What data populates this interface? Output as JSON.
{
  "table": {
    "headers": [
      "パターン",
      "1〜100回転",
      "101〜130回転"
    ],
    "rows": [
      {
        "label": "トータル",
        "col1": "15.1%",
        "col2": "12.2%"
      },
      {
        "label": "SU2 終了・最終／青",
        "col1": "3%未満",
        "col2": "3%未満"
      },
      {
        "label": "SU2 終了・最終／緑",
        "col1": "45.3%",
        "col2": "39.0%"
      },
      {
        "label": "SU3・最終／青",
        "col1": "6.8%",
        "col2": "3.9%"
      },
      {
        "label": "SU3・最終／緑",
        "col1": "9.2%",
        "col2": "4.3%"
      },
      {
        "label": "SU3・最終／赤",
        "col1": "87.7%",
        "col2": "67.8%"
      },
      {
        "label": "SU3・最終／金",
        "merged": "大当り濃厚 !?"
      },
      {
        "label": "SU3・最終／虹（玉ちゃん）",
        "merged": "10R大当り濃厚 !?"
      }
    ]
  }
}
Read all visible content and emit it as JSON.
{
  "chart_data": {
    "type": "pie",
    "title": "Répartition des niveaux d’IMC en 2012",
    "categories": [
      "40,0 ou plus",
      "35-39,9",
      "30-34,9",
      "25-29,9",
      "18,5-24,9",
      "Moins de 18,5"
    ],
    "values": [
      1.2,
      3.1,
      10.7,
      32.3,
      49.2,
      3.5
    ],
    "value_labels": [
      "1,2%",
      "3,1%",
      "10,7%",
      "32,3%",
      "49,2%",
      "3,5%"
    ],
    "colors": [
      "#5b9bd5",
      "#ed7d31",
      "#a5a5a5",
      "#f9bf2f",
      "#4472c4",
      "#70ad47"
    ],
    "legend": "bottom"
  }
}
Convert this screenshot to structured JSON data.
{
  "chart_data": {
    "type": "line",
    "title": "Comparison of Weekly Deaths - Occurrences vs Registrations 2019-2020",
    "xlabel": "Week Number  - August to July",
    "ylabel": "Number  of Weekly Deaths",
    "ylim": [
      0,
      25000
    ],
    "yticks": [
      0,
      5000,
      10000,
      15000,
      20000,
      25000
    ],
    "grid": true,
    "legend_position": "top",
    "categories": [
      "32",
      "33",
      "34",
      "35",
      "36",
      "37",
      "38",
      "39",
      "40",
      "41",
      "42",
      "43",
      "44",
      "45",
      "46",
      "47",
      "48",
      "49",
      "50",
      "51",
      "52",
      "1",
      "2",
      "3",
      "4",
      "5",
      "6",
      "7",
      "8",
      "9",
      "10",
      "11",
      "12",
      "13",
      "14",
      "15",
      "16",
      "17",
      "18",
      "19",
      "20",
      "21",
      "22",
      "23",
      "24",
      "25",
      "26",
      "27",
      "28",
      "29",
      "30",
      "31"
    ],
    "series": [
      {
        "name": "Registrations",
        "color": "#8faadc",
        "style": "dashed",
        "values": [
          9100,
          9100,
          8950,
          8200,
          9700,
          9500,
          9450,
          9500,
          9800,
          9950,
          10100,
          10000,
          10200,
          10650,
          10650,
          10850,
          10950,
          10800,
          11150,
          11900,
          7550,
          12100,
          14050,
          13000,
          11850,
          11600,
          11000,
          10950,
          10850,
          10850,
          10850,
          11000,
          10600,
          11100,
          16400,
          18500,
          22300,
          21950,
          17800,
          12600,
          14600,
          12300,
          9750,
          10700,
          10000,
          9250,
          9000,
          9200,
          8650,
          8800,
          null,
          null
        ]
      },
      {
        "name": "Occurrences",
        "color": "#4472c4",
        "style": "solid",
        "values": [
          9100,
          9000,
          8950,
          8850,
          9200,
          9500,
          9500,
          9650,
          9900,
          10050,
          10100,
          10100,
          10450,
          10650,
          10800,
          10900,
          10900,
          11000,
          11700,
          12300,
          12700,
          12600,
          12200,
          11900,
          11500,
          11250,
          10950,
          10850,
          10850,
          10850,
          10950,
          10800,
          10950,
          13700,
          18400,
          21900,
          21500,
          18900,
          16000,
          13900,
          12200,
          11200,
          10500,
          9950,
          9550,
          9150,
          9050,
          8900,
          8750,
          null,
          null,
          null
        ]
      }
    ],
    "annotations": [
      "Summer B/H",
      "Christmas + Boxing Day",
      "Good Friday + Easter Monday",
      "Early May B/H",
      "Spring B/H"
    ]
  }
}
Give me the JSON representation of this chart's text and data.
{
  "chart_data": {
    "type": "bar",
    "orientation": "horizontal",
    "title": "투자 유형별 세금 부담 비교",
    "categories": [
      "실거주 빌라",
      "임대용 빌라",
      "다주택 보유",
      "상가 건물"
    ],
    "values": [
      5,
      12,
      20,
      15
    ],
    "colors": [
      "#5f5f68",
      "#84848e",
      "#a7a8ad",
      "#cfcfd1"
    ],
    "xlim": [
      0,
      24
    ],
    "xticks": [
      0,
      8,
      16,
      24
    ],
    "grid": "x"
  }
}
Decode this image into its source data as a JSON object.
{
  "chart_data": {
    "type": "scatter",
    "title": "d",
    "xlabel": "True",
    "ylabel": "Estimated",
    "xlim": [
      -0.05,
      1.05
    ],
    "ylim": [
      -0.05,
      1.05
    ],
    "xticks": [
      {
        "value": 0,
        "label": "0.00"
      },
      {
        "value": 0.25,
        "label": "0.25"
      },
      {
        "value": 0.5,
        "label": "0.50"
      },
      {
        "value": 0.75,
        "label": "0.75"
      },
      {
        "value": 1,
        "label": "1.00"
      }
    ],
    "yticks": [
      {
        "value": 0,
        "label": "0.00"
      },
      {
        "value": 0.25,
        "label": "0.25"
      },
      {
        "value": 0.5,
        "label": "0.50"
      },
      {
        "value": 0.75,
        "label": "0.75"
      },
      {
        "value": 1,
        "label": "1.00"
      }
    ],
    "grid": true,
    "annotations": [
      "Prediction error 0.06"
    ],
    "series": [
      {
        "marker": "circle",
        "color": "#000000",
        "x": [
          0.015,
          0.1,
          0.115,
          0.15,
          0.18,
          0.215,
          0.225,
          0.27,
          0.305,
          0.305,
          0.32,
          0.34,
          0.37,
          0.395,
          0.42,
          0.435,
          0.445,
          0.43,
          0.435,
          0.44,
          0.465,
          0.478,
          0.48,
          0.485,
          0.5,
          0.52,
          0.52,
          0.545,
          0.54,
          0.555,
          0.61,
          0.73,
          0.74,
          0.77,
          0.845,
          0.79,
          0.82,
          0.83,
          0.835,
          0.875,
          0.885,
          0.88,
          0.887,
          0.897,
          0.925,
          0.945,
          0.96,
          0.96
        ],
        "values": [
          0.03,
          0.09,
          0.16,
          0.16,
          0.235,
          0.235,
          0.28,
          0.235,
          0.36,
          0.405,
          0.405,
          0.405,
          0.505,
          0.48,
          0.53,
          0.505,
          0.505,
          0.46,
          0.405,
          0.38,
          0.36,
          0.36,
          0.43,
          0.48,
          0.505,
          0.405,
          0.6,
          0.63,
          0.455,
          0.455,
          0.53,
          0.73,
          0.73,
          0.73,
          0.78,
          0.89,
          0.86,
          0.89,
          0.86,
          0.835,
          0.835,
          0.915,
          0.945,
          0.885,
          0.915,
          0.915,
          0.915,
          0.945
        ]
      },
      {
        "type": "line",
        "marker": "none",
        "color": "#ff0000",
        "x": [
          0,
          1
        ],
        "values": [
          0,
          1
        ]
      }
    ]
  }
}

════════════════

#### Brief
Copy out all of the data exactly, leaving nothing out.

#### The answer
What data populates this interface? Output as JSON.
{
  "table": {
    "headers": [
      "パターン",
      "1〜100回転",
      "101〜130回転"
    ],
    "rows": [
      {
        "label": "トータル",
        "col1": "15.1%",
        "col2": "12.2%"
      },
      {
        "label": "SU2 終了・最終／青",
        "col1": "3%未満",
        "col2": "3%未満"
      },
      {
        "label": "SU2 終了・最終／緑",
        "col1": "45.3%",
        "col2": "39.0%"
      },
      {
        "label": "SU3・最終／青",
        "col1": "6.8%",
        "col2": "3.9%"
      },
      {
        "label": "SU3・最終／緑",
        "col1": "9.2%",
        "col2": "4.3%"
      },
      {
        "label": "SU3・最終／赤",
        "col1": "87.7%",
        "col2": "67.8%"
      },
      {
        "label": "SU3・最終／金",
        "merged": "大当り濃厚 !?"
      },
      {
        "label": "SU3・最終／虹（玉ちゃん）",
        "merged": "10R大当り濃厚 !?"
      }
    ]
  }
}
Read all visible content and emit it as JSON.
{
  "chart_data": {
    "type": "pie",
    "title": "Répartition des niveaux d’IMC en 2012",
    "categories": [
      "40,0 ou plus",
      "35-39,9",
      "30-34,9",
      "25-29,9",
      "18,5-24,9",
      "Moins de 18,5"
    ],
    "values": [
      1.2,
      3.1,
      10.7,
      32.3,
      49.2,
      3.5
    ],
    "value_labels": [
      "1,2%",
      "3,1%",
      "10,7%",
      "32,3%",
      "49,2%",
      "3,5%"
    ],
    "colors": [
      "#5b9bd5",
      "#ed7d31",
      "#a5a5a5",
      "#f9bf2f",
      "#4472c4",
      "#70ad47"
    ],
    "legend": "bottom"
  }
}
Convert this screenshot to structured JSON data.
{
  "chart_data": {
    "type": "line",
    "title": "Comparison of Weekly Deaths - Occurrences vs Registrations 2019-2020",
    "xlabel": "Week Number  - August to July",
    "ylabel": "Number  of Weekly Deaths",
    "ylim": [
      0,
      25000
    ],
    "yticks": [
      0,
      5000,
      10000,
      15000,
      20000,
      25000
    ],
    "grid": true,
    "legend_position": "top",
    "categories": [
      "32",
      "33",
      "34",
      "35",
      "36",
      "37",
      "38",
      "39",
      "40",
      "41",
      "42",
      "43",
      "44",
      "45",
      "46",
      "47",
      "48",
      "49",
      "50",
      "51",
      "52",
      "1",
      "2",
      "3",
      "4",
      "5",
      "6",
      "7",
      "8",
      "9",
      "10",
      "11",
      "12",
      "13",
      "14",
      "15",
      "16",
      "17",
      "18",
      "19",
      "20",
      "21",
      "22",
      "23",
      "24",
      "25",
      "26",
      "27",
      "28",
      "29",
      "30",
      "31"
    ],
    "series": [
      {
        "name": "Registrations",
        "color": "#8faadc",
        "style": "dashed",
        "values": [
          9100,
          9100,
          8950,
          8200,
          9700,
          9500,
          9450,
          9500,
          9800,
          9950,
          10100,
          10000,
          10200,
          10650,
          10650,
          10850,
          10950,
          10800,
          11150,
          11900,
          7550,
          12100,
          14050,
          13000,
          11850,
          11600,
          11000,
          10950,
          10850,
          10850,
          10850,
          11000,
          10600,
          11100,
          16400,
          18500,
          22300,
          21950,
          17800,
          12600,
          14600,
          12300,
          9750,
          10700,
          10000,
          9250,
          9000,
          9200,
          8650,
          8800,
          null,
          null
        ]
      },
      {
        "name": "Occurrences",
        "color": "#4472c4",
        "style": "solid",
        "values": [
          9100,
          9000,
          8950,
          8850,
          9200,
          9500,
          9500,
          9650,
          9900,
          10050,
          10100,
          10100,
          10450,
          10650,
          10800,
          10900,
          10900,
          11000,
          11700,
          12300,
          12700,
          12600,
          12200,
          11900,
          11500,
          11250,
          10950,
          10850,
          10850,
          10850,
          10950,
          10800,
          10950,
          13700,
          18400,
          21900,
          21500,
          18900,
          16000,
          13900,
          12200,
          11200,
          10500,
          9950,
          9550,
          9150,
          9050,
          8900,
          8750,
          null,
          null,
          null
        ]
      }
    ],
    "annotations": [
      "Summer B/H",
      "Christmas + Boxing Day",
      "Good Friday + Easter Monday",
      "Early May B/H",
      "Spring B/H"
    ]
  }
}
Give me the JSON representation of this chart's text and data.
{
  "chart_data": {
    "type": "bar",
    "orientation": "horizontal",
    "title": "투자 유형별 세금 부담 비교",
    "categories": [
      "실거주 빌라",
      "임대용 빌라",
      "다주택 보유",
      "상가 건물"
    ],
    "values": [
      5,
      12,
      20,
      15
    ],
    "colors": [
      "#5f5f68",
      "#84848e",
      "#a7a8ad",
      "#cfcfd1"
    ],
    "xlim": [
      0,
      24
    ],
    "xticks": [
      0,
      8,
      16,
      24
    ],
    "grid": "x"
  }
}
Decode this image into its source data as a JSON object.
{
  "chart_data": {
    "type": "scatter",
    "title": "d",
    "xlabel": "True",
    "ylabel": "Estimated",
    "xlim": [
      -0.05,
      1.05
    ],
    "ylim": [
      -0.05,
      1.05
    ],
    "xticks": [
      {
        "value": 0,
        "label": "0.00"
      },
      {
        "value": 0.25,
        "label": "0.25"
      },
      {
        "value": 0.5,
        "label": "0.50"
      },
      {
        "value": 0.75,
        "label": "0.75"
      },
      {
        "value": 1,
        "label": "1.00"
      }
    ],
    "yticks": [
      {
        "value": 0,
        "label": "0.00"
      },
      {
        "value": 0.25,
        "label": "0.25"
      },
      {
        "value": 0.5,
        "label": "0.50"
      },
      {
        "value": 0.75,
        "label": "0.75"
      },
      {
        "value": 1,
        "label": "1.00"
      }
    ],
    "grid": true,
    "annotations": [
      "Prediction error 0.06"
    ],
    "series": [
      {
        "marker": "circle",
        "color": "#000000",
        "x": [
          0.015,
          0.1,
          0.115,
          0.15,
          0.18,
          0.215,
          0.225,
          0.27,
          0.305,
          0.305,
          0.32,
          0.34,
          0.37,
          0.395,
          0.42,
          0.435,
          0.445,
          0.43,
          0.435,
          0.44,
          0.465,
          0.478,
          0.48,
          0.485,
          0.5,
          0.52,
          0.52,
          0.545,
          0.54,
          0.555,
          0.61,
          0.73,
          0.74,
          0.77,
          0.845,
          0.79,
          0.82,
          0.83,
          0.835,
          0.875,
          0.885,
          0.88,
          0.887,
          0.897,
          0.925,
          0.945,
          0.96,
          0.96
        ],
        "values": [
          0.03,
          0.09,
          0.16,
          0.16,
          0.235,
          0.235,
          0.28,
          0.235,
          0.36,
          0.405,
          0.405,
          0.405,
          0.505,
          0.48,
          0.53,
          0.505,
          0.505,
          0.46,
          0.405,
          0.38,
          0.36,
          0.36,
          0.43,
          0.48,
          0.505,
          0.405,
          0.6,
          0.63,
          0.455,
          0.455,
          0.53,
          0.73,
          0.73,
          0.73,
          0.78,
          0.89,
          0.86,
          0.89,
          0.86,
          0.835,
          0.835,
          0.915,
          0.945,
          0.885,
          0.915,
          0.915,
          0.915,
          0.945
        ]
      },
      {
        "type": "line",
        "marker": "none",
        "color": "#ff0000",
        "x": [
          0,
          1
        ],
        "values": [
          0,
          1
        ]
      }
    ]
  }
}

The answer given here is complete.